__DIRECTIONS FOR THIS TASK__
Lines containing the string "Glacier" are to be counted; report only how many there are.

__PROVIDED DATA__
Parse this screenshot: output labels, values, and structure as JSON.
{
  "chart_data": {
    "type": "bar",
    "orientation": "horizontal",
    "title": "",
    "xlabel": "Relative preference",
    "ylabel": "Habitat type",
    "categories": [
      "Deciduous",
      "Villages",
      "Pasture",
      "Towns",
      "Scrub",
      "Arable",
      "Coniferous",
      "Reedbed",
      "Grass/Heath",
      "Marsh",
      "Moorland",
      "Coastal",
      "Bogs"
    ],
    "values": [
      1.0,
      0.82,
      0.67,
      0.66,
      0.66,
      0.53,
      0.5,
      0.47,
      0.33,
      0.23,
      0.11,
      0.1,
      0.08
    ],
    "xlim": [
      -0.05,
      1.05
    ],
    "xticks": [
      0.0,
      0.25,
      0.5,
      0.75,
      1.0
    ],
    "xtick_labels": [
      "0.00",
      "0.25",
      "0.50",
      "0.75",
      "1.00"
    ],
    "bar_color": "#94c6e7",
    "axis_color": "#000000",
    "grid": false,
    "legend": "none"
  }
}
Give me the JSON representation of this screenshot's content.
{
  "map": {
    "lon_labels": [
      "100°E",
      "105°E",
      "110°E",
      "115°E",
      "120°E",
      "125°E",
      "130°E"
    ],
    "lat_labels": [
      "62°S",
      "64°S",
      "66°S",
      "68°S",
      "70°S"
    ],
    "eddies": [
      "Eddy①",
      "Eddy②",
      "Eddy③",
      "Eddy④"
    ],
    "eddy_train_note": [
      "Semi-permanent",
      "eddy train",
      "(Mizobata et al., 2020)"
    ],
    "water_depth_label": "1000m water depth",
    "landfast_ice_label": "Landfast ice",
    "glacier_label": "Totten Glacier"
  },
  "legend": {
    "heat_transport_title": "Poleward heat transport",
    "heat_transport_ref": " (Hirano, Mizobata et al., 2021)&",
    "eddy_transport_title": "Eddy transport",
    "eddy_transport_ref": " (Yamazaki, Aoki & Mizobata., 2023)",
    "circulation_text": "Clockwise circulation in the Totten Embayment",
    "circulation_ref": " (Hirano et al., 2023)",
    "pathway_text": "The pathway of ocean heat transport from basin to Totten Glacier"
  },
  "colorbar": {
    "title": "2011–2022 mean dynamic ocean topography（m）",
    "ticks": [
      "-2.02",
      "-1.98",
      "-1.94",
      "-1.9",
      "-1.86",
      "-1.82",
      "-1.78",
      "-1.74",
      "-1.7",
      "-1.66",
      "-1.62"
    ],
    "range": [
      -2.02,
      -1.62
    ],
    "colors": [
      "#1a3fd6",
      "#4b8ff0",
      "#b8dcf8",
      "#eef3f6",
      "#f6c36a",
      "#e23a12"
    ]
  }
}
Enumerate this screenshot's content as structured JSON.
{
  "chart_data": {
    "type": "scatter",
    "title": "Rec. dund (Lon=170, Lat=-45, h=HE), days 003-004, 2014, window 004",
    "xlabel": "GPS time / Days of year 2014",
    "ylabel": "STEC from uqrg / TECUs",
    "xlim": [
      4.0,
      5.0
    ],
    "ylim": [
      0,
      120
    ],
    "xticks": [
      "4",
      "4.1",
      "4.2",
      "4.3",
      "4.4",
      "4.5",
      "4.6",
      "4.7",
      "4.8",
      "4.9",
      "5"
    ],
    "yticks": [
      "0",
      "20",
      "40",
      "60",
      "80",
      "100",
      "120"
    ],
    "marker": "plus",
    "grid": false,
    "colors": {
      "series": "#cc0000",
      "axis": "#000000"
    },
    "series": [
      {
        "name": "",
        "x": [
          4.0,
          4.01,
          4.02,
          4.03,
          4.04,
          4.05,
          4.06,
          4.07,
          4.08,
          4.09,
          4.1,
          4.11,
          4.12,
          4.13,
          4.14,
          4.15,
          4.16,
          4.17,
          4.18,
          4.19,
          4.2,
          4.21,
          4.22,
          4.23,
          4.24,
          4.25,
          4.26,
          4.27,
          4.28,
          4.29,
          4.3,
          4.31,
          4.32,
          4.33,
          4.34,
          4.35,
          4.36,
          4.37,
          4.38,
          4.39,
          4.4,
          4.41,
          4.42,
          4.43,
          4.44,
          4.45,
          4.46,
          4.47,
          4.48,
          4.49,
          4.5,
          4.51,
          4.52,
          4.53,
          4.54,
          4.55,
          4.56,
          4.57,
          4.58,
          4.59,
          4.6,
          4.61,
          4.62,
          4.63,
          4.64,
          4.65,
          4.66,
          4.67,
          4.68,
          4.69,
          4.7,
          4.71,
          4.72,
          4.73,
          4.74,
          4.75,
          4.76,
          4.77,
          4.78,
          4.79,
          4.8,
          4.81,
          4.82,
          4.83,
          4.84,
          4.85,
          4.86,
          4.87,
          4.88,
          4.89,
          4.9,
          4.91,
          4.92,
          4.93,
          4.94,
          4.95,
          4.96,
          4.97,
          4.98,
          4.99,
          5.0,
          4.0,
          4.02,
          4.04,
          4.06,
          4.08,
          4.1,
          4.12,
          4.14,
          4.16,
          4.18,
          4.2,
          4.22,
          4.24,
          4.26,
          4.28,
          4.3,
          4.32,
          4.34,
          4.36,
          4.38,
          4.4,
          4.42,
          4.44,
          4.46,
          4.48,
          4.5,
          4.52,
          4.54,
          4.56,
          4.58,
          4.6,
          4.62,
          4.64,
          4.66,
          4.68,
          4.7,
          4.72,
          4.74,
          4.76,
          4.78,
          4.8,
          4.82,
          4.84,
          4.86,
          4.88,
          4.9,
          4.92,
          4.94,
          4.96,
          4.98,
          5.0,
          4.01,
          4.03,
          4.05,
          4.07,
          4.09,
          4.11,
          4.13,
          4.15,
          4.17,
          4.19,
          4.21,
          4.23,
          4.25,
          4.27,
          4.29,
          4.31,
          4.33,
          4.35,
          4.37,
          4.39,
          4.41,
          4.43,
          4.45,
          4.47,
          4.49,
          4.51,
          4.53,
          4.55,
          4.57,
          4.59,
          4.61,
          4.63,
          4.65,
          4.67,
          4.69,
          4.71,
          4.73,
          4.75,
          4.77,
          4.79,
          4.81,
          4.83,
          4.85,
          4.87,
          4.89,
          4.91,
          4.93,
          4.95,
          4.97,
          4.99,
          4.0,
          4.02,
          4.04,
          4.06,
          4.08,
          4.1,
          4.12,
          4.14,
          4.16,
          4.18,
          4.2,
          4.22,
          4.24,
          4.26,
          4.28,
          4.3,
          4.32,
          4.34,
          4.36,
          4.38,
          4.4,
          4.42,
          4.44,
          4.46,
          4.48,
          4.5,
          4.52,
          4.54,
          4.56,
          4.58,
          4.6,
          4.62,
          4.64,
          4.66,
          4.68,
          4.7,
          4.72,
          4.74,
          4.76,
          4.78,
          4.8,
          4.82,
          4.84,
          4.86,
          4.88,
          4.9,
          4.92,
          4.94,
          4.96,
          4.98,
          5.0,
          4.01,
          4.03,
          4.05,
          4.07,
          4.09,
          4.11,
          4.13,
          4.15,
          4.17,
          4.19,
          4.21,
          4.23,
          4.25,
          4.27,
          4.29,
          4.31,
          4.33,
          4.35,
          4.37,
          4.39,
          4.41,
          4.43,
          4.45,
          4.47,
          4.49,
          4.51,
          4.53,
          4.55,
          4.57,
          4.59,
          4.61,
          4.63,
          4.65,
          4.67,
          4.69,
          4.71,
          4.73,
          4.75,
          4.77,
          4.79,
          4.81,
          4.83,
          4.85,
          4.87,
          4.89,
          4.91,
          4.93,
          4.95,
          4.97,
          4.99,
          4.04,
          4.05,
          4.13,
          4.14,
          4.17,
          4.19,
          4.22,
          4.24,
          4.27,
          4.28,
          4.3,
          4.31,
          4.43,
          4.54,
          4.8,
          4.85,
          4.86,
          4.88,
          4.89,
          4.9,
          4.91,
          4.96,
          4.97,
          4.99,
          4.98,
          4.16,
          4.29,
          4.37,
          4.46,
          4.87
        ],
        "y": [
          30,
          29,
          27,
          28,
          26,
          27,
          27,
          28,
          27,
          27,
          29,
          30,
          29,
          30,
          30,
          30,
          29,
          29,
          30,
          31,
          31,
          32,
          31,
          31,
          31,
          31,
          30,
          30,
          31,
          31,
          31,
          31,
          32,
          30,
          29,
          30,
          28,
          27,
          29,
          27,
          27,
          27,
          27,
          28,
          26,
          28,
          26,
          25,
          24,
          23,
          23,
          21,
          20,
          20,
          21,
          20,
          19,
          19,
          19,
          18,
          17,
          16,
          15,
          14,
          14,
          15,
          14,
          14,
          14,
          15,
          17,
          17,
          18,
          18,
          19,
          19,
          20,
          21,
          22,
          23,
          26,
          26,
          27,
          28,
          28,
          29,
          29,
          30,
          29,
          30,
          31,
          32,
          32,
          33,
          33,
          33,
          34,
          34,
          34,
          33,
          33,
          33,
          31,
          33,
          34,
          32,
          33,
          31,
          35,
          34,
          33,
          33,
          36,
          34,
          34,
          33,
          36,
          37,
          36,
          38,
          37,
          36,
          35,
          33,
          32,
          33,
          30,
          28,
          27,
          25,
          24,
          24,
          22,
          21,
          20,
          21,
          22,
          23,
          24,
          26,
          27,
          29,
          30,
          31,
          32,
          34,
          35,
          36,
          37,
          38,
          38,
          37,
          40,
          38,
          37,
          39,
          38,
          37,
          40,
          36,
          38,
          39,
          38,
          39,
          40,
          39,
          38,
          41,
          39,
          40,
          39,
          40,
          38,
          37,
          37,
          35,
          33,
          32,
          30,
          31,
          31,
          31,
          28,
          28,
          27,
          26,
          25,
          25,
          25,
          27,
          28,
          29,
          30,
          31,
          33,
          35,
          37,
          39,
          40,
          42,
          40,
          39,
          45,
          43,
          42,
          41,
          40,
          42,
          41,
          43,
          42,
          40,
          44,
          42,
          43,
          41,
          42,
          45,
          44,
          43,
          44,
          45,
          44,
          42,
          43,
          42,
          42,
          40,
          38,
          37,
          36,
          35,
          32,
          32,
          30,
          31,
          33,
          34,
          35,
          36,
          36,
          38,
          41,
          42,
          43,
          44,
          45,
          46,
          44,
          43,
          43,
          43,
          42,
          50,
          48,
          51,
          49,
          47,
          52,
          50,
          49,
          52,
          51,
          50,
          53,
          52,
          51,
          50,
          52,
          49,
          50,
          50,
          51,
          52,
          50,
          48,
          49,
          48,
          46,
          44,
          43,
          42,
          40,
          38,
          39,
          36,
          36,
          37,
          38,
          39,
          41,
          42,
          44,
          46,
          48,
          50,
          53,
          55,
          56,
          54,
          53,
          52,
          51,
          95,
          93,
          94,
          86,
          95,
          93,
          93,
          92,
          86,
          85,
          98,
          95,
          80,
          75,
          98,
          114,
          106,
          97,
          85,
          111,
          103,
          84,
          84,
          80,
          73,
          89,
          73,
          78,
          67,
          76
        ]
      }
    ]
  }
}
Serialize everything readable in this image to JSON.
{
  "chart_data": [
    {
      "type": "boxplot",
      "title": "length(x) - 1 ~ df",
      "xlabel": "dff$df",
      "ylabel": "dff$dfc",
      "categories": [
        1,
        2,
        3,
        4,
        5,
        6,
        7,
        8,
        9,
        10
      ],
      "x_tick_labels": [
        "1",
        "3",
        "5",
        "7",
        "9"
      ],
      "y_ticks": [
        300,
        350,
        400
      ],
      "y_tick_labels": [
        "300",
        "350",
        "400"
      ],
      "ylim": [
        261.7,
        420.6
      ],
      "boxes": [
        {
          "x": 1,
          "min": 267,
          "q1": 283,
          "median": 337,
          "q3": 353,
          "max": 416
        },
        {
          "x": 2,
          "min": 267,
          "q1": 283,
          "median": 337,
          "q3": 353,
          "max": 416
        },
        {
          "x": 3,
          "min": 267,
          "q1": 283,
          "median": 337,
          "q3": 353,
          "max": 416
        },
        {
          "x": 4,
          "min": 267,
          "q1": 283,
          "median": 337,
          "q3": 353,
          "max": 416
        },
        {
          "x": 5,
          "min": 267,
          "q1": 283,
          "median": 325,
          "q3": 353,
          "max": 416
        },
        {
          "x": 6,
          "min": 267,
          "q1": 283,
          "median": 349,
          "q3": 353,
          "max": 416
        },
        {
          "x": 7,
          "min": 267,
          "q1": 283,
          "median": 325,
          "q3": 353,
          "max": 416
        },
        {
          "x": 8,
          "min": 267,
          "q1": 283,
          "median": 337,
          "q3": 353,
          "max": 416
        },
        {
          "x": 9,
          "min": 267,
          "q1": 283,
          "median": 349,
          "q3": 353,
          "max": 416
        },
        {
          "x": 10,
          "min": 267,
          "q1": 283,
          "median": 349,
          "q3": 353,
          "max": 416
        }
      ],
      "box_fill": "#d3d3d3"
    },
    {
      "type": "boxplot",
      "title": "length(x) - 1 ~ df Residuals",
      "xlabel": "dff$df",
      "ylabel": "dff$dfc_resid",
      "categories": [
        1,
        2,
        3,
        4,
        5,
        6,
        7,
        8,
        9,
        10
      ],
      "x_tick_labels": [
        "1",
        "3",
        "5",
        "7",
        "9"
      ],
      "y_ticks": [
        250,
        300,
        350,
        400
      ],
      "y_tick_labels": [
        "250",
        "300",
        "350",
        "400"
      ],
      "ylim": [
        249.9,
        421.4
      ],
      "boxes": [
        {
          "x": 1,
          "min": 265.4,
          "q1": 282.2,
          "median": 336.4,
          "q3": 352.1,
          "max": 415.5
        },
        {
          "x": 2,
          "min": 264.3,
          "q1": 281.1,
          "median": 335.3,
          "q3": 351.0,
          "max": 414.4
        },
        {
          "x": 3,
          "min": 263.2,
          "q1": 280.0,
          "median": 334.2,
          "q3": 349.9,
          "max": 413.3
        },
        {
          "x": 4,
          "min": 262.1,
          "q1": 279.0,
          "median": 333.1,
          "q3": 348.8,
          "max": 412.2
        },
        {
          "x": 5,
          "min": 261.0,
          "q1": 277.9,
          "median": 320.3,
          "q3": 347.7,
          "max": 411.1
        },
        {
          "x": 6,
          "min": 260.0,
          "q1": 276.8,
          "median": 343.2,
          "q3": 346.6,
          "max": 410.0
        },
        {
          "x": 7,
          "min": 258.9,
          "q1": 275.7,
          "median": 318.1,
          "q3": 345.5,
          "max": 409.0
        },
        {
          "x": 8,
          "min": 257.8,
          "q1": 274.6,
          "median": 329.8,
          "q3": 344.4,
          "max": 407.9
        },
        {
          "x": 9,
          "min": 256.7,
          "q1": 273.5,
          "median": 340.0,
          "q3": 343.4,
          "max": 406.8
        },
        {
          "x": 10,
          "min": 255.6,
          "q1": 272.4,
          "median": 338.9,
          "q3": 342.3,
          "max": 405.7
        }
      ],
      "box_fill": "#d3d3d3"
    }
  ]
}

__SOLUTION TO THE EXERCISE__
2